**TASK DETAILS**
Output the entries verbatim, including every line.

**INPUT MATERIAL**
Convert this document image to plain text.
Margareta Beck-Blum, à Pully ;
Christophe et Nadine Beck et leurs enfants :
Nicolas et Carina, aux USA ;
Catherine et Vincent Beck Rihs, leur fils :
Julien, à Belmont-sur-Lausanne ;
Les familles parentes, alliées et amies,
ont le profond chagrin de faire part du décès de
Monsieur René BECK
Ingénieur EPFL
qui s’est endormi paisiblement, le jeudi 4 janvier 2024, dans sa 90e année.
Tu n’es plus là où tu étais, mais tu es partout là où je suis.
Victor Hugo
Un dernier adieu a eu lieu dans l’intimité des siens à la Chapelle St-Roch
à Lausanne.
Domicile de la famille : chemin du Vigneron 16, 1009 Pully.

**TASK OUTPUT**
Convert this document image to plain text.
Margareta Beck-Blum, à Pully ;
Christophe et Nadine Beck et leurs enfants :
Nicolas et Carina, aux USA ;
Catherine et Vincent Beck Rihs, leur fils :
Julien, à Belmont-sur-Lausanne ;
Les familles parentes, alliées et amies,
ont le profond chagrin de faire part du décès de
Monsieur René BECK
Ingénieur EPFL
qui s’est endormi paisiblement, le jeudi 4 janvier 2024, dans sa 90e année.
Tu n’es plus là où tu étais, mais tu es partout là où je suis.
Victor Hugo
Un dernier adieu a eu lieu dans l’intimité des siens à la Chapelle St-Roch
à Lausanne.
Domicile de la famille : chemin du Vigneron 16, 1009 Pully.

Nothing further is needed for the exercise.